What you need to do:
Scan the listing below for the word "Union" and state how many lines hold it. Write nothing but the number.

Records from a collection of figures:
· · · ·

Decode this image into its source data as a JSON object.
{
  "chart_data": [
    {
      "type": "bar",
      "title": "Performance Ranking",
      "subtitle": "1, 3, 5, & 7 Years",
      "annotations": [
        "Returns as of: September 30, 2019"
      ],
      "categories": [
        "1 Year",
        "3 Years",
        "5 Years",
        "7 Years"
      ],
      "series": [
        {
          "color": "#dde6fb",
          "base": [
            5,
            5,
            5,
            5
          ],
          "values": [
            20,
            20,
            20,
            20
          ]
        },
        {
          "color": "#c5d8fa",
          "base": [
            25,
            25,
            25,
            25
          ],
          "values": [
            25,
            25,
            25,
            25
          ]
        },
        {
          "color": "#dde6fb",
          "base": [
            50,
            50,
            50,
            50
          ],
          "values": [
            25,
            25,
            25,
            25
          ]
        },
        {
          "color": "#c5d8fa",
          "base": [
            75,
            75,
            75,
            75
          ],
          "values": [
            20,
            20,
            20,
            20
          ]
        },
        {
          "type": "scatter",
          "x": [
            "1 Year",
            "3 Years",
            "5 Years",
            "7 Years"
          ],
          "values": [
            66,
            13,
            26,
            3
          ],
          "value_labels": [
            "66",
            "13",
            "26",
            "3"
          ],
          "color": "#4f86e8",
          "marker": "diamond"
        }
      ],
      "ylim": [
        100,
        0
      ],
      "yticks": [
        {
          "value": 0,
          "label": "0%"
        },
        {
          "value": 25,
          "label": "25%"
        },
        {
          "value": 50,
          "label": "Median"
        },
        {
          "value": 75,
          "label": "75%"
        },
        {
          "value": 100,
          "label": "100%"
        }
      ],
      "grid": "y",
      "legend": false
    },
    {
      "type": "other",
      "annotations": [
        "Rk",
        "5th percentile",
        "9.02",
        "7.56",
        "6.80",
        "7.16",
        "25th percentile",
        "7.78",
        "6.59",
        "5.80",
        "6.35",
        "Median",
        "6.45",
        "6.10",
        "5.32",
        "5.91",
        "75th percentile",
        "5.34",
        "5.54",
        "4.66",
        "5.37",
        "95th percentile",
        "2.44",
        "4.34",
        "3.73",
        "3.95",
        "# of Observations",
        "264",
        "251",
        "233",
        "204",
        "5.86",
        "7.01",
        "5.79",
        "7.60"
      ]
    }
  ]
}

· · · ·

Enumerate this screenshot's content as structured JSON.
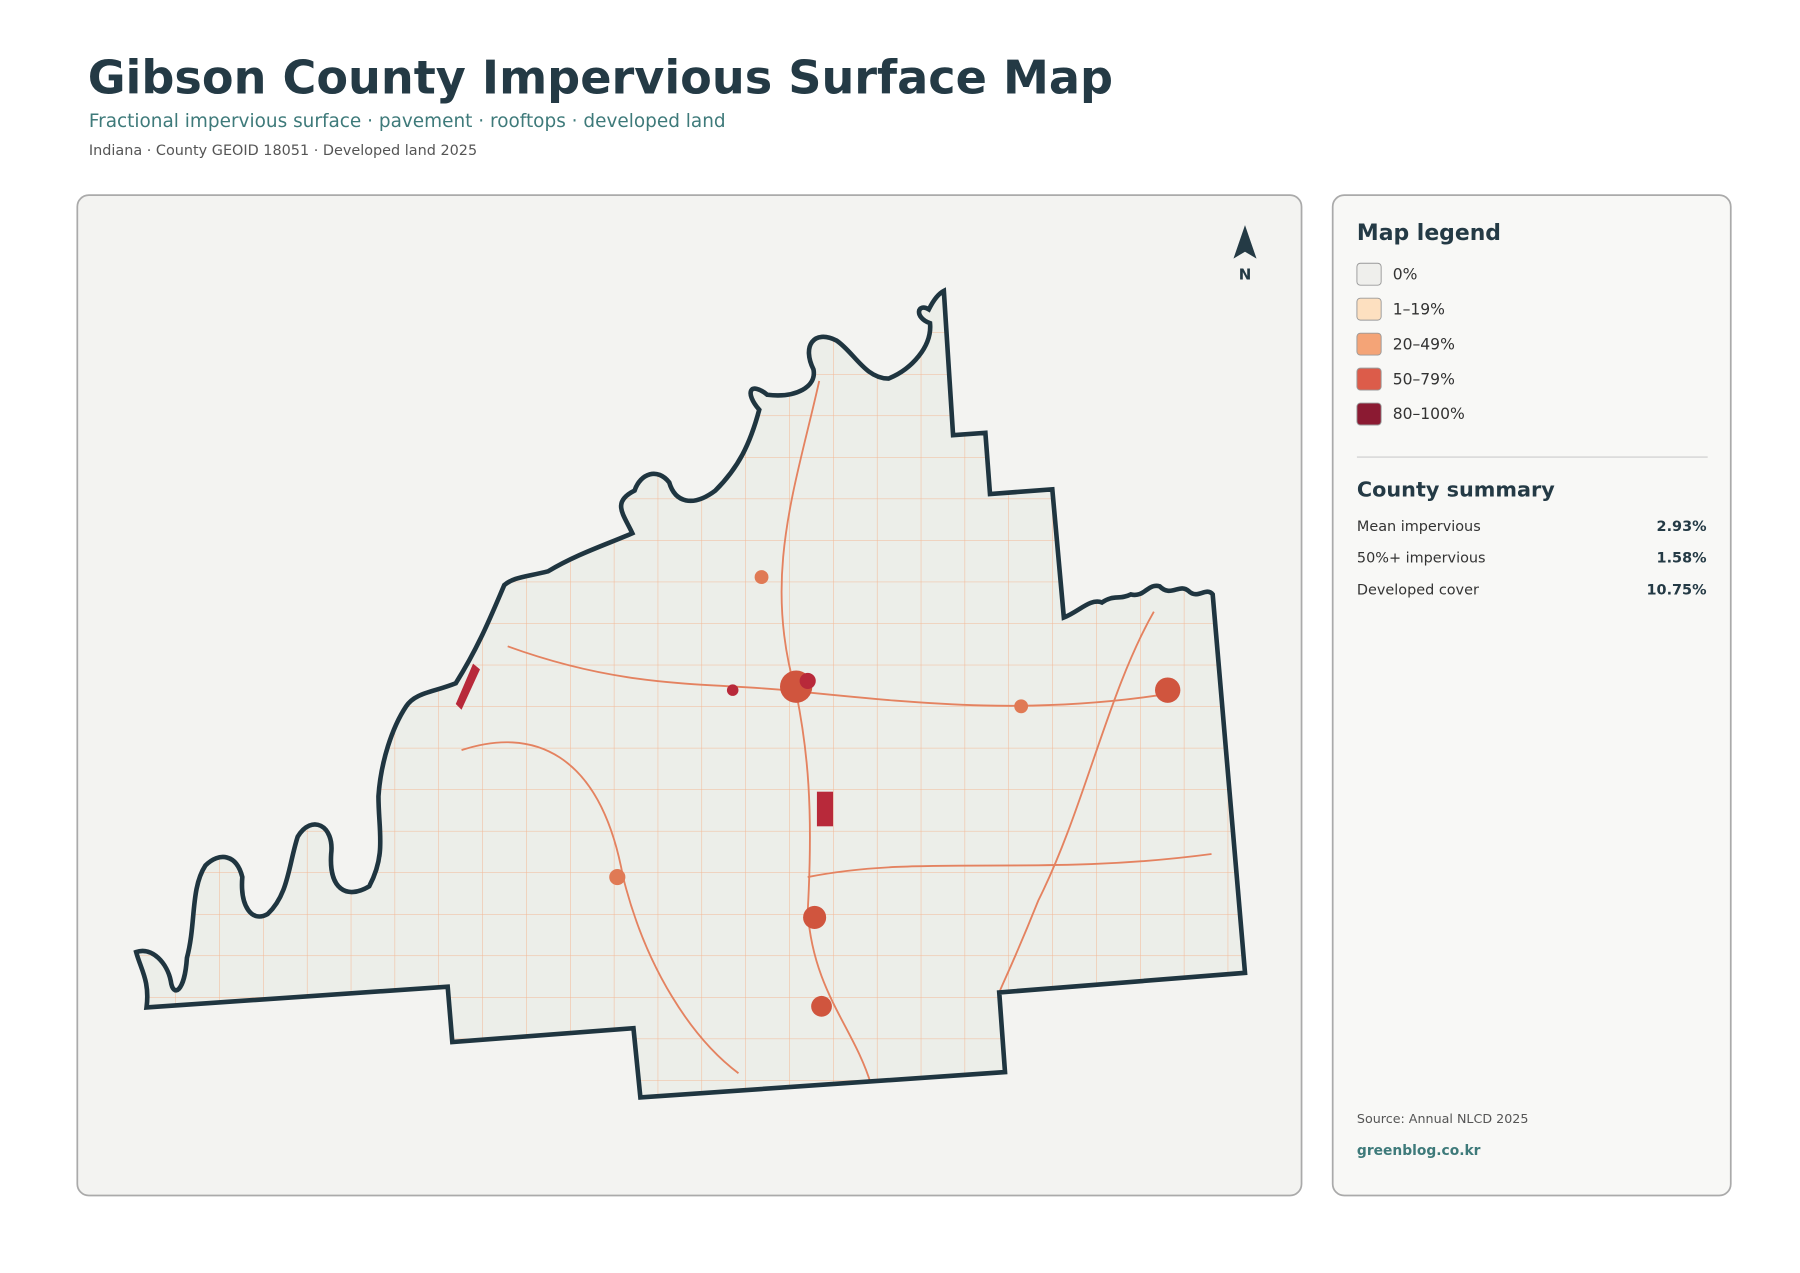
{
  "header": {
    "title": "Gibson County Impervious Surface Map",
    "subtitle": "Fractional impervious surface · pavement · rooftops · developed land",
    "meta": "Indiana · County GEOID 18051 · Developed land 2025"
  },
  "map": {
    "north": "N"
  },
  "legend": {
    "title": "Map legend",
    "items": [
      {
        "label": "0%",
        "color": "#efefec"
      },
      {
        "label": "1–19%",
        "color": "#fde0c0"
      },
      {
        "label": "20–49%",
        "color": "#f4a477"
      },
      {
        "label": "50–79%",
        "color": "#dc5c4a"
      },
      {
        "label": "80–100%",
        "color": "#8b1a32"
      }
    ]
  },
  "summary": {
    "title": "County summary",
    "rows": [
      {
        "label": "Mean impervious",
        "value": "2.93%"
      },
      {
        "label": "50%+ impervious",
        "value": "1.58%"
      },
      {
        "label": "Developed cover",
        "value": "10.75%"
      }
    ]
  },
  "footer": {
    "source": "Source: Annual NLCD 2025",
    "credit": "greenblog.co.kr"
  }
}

· · · ·

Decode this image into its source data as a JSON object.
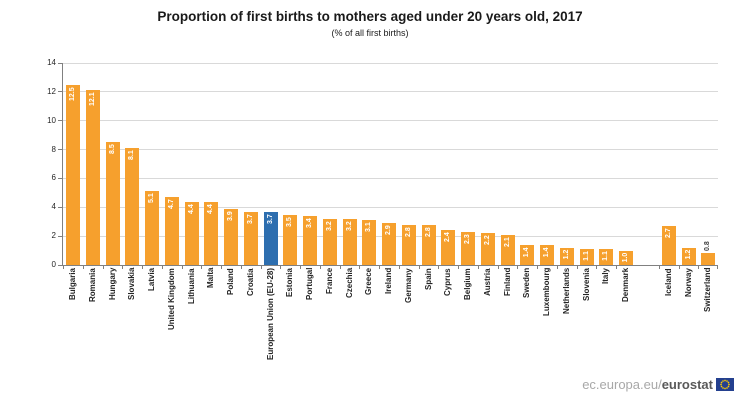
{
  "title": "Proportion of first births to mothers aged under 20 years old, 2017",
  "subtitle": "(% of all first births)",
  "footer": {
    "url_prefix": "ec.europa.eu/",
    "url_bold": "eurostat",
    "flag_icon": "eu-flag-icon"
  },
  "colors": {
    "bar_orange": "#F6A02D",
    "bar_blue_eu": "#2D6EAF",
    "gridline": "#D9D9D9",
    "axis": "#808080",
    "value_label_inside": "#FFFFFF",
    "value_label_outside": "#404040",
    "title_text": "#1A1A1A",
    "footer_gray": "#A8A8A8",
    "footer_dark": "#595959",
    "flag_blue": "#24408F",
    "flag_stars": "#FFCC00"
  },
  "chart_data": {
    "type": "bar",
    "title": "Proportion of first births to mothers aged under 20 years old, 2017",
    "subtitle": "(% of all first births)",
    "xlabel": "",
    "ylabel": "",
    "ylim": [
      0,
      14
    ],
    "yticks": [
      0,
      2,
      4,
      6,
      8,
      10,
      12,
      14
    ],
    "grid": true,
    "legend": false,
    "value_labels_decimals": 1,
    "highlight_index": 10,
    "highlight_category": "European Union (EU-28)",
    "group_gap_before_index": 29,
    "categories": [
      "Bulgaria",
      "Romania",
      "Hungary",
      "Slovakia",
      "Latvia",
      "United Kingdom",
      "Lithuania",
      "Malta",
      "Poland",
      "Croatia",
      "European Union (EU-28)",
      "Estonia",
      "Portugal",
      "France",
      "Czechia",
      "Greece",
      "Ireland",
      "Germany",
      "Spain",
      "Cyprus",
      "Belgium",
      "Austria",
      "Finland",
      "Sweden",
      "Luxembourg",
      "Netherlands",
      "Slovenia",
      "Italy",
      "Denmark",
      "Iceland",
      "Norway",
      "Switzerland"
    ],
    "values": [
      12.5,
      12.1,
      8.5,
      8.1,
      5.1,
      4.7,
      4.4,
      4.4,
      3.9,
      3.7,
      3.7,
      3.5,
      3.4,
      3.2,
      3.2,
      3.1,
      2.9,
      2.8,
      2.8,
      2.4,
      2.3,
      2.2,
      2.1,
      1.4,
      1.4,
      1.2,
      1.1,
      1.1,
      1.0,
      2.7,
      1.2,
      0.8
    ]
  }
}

· · · ·

Expected output:
2